— EXCERPTED RECORDS —
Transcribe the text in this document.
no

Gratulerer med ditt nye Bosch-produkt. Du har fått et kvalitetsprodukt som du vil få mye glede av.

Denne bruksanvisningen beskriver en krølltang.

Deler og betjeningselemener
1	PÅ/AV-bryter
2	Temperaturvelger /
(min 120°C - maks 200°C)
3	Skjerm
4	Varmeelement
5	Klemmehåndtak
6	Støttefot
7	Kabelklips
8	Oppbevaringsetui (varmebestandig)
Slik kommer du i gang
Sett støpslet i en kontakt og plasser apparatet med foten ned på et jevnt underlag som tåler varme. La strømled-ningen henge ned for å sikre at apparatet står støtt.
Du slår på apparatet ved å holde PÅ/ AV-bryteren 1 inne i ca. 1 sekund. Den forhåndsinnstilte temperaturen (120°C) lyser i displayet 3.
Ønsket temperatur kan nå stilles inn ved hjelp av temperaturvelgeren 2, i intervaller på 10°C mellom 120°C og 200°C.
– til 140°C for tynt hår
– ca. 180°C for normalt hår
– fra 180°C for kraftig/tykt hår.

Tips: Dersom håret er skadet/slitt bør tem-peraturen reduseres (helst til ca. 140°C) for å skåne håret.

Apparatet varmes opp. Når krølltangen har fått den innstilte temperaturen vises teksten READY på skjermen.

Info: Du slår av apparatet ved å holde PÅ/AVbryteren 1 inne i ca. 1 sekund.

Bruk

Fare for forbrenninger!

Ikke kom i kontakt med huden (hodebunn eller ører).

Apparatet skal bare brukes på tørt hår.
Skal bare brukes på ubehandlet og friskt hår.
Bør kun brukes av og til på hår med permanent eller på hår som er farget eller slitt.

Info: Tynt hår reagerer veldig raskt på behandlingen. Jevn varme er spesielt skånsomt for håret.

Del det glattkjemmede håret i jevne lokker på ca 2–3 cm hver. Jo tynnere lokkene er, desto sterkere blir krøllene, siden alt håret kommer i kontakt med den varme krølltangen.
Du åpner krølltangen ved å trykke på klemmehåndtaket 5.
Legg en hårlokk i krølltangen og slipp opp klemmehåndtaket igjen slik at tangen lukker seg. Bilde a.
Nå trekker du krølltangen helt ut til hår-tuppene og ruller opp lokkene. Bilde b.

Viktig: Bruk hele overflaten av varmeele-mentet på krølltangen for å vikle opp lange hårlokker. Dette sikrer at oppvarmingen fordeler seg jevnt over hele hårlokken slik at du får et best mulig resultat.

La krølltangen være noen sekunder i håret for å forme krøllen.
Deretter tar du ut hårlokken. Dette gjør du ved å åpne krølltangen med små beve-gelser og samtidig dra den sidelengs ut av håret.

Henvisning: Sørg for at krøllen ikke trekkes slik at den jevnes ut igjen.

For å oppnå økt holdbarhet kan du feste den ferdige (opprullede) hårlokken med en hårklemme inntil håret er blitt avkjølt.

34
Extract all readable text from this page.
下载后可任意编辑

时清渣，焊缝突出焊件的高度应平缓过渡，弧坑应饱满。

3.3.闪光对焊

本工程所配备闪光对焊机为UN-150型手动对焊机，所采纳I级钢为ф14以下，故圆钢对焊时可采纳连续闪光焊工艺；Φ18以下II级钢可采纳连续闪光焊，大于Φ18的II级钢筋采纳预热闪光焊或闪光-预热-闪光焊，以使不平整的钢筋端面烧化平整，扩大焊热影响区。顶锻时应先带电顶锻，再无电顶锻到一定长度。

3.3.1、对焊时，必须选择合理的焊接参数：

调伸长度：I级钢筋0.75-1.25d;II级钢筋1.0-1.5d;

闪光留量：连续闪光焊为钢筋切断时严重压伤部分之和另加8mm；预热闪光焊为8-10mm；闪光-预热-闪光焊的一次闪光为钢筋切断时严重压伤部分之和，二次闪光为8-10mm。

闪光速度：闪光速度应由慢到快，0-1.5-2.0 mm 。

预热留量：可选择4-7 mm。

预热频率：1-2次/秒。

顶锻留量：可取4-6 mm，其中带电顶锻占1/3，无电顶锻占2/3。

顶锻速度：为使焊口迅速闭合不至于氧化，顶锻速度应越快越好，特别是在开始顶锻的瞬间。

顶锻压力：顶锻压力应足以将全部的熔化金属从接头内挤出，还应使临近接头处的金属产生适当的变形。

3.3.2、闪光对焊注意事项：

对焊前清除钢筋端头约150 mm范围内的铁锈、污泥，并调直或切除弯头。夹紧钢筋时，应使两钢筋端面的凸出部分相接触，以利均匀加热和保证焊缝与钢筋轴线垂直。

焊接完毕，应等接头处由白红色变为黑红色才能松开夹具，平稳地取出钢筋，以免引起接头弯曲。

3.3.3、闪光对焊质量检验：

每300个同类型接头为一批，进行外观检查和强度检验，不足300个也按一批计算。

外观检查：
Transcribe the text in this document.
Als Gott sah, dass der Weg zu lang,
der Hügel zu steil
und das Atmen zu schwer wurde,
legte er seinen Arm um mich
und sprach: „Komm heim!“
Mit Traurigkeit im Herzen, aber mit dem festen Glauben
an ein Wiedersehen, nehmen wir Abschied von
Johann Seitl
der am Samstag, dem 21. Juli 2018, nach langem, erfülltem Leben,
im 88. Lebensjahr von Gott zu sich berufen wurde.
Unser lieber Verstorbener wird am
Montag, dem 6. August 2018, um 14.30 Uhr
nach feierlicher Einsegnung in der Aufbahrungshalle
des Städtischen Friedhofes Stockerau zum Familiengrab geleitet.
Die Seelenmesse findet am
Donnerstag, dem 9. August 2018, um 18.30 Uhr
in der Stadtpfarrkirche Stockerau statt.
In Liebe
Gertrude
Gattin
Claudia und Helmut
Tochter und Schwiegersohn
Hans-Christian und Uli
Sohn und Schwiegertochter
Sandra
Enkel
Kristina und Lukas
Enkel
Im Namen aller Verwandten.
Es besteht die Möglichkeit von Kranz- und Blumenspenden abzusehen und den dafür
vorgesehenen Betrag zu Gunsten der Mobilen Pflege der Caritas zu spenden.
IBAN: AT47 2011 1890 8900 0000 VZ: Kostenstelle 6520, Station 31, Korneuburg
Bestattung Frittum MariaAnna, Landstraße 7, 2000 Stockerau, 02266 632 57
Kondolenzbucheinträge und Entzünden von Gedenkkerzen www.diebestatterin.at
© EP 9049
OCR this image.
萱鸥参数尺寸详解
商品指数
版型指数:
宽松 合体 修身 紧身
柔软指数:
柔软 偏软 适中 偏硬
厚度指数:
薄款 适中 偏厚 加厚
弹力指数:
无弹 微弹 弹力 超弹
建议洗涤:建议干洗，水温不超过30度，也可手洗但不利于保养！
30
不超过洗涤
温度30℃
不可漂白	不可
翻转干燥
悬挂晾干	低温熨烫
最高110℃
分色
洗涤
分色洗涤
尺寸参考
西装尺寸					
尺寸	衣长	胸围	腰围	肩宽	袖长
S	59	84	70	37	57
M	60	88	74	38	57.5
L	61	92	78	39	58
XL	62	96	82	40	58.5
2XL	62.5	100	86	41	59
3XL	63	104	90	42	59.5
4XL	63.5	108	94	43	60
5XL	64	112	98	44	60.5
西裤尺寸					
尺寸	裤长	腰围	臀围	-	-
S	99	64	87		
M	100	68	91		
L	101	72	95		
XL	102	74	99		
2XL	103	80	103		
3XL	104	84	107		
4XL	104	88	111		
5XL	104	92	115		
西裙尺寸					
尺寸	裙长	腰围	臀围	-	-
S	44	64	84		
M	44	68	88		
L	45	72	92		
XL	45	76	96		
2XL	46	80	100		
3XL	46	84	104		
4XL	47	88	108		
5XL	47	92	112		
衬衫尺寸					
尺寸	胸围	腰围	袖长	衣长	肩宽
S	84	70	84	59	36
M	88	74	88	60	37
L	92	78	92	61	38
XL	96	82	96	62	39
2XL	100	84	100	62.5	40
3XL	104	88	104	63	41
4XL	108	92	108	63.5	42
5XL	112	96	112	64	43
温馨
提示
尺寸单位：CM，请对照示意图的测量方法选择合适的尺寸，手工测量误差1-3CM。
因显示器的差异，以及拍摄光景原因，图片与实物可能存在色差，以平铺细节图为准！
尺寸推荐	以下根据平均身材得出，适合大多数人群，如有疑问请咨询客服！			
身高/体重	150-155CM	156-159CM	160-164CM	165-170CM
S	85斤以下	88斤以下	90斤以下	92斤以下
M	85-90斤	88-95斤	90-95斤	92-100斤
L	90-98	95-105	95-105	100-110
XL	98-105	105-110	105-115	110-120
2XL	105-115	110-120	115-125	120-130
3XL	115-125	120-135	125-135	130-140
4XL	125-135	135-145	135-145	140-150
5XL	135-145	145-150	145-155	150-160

— PROBLEM STATEMENT —
Filter the data for the string "Info" and copy every line that has it.

— SOLVED PROBLEM —
Info: Du slår av apparatet ved å holde PÅ/AVbryteren 1 inne i ca. 1 sekund.
Info: Tynt hår reagerer veldig raskt på behandlingen. Jevn varme er spesielt skånsomt for håret.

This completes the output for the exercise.